Scan the listing below and copy every line holding "received".
::::::::::
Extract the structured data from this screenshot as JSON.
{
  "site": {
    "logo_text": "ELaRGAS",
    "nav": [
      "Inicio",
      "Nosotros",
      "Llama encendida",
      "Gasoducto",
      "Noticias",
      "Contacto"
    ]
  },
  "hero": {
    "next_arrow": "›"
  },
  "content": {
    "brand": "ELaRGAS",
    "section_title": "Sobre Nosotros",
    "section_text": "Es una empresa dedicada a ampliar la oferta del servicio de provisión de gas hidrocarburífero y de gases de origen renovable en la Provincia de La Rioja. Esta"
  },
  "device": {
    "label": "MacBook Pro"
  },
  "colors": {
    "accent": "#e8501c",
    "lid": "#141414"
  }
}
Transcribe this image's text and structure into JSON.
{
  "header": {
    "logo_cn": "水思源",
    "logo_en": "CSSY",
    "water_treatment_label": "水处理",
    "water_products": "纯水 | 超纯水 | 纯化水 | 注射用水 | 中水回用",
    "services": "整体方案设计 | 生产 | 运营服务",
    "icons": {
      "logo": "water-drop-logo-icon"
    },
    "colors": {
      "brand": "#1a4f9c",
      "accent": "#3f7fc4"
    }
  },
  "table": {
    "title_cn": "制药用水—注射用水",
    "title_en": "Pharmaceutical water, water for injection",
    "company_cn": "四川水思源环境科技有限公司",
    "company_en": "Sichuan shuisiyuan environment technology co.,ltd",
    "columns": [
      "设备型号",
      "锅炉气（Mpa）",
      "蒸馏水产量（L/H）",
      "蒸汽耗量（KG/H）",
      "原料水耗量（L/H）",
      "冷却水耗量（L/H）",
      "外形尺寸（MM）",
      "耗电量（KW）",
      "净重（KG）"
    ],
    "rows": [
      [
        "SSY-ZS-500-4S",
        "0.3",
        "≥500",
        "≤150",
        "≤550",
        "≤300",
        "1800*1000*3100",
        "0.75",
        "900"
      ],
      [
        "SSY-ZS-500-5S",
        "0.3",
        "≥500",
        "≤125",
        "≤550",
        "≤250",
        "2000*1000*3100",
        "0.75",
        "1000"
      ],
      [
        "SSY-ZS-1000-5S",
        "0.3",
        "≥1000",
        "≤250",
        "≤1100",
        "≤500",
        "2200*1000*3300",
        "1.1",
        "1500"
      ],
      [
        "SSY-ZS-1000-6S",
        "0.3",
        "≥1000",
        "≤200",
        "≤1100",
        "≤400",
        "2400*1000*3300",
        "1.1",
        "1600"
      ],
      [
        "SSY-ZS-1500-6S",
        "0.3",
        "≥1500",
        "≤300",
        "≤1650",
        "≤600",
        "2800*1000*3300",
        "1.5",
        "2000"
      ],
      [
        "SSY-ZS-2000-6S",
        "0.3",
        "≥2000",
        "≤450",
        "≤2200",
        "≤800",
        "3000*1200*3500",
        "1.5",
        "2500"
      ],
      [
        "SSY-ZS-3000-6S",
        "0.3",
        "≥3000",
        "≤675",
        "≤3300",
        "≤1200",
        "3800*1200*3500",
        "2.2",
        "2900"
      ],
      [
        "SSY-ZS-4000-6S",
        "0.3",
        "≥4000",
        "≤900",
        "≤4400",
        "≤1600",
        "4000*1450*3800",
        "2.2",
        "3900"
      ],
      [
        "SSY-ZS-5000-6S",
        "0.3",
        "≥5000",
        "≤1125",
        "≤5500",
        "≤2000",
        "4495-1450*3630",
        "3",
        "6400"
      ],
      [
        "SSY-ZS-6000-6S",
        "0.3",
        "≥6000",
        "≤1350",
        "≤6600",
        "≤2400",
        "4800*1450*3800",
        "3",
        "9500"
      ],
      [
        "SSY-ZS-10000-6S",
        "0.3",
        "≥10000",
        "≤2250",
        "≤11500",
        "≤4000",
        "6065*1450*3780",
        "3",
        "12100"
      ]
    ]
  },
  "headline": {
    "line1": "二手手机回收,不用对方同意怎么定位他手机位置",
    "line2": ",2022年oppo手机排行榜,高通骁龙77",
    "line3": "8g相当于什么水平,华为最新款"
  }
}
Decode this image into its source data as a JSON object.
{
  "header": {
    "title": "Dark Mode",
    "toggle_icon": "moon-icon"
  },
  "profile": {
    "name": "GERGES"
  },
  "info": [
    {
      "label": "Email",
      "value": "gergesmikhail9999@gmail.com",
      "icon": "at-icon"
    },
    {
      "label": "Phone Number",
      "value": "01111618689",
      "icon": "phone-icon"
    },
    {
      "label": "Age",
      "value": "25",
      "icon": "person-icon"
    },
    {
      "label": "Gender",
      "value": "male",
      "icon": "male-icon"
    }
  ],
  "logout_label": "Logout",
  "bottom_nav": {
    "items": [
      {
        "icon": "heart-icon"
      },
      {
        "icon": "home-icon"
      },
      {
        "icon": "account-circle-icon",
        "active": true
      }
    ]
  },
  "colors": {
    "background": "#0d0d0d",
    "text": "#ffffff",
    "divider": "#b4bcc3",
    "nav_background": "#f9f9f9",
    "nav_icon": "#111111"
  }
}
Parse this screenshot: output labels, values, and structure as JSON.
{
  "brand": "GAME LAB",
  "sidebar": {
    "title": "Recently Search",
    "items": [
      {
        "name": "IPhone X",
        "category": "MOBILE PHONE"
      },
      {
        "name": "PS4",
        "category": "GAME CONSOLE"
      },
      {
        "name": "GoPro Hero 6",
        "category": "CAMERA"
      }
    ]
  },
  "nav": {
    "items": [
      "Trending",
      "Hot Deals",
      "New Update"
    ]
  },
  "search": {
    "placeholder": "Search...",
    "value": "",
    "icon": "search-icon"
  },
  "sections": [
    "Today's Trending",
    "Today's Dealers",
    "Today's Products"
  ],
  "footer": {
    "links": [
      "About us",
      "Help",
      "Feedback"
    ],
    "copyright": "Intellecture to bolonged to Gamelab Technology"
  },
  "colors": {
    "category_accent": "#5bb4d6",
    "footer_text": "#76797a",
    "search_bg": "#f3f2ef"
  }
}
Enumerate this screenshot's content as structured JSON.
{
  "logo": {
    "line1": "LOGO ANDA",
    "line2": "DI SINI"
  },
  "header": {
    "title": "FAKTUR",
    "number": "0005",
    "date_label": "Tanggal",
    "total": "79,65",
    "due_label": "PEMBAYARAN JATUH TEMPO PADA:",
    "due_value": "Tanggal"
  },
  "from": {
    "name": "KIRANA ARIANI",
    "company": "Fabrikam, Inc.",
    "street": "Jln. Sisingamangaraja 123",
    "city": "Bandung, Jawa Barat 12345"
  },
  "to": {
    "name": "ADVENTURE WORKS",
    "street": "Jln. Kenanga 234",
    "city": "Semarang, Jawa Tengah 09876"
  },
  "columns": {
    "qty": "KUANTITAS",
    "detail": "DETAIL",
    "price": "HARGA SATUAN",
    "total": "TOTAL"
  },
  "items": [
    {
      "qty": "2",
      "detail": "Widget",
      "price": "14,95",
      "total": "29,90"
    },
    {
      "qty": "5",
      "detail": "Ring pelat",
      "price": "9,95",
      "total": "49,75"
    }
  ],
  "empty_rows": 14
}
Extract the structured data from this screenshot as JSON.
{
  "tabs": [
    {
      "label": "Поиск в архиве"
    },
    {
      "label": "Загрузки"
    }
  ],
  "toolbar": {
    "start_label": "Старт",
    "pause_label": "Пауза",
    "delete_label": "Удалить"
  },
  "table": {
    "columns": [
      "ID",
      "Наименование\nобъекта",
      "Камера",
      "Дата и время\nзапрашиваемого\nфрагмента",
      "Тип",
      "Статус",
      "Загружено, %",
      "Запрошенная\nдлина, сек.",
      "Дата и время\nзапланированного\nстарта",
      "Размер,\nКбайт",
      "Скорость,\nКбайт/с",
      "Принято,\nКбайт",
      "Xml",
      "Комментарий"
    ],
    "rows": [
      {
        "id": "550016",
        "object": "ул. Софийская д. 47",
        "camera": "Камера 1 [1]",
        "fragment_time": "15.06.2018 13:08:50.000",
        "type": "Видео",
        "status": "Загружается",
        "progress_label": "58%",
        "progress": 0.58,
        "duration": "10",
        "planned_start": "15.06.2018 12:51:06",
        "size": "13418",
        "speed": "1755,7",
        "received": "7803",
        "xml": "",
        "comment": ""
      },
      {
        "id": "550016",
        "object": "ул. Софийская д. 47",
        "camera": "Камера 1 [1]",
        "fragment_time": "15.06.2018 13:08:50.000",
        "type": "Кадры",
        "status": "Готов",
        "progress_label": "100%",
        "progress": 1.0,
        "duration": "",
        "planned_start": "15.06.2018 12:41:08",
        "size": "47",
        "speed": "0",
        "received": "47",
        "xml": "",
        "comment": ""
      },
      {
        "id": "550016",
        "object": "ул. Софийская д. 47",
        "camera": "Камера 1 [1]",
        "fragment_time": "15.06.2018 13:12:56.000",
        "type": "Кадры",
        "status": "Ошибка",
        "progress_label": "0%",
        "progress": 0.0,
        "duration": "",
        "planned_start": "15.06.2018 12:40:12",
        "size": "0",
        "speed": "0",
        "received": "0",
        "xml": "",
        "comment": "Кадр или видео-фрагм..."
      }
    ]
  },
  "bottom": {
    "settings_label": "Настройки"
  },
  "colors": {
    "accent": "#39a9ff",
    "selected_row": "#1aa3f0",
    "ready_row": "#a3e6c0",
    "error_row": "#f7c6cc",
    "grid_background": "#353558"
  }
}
::::::::::
■ Full solution ■
        "received": "7803",
        "received": "47",
        "received": "0",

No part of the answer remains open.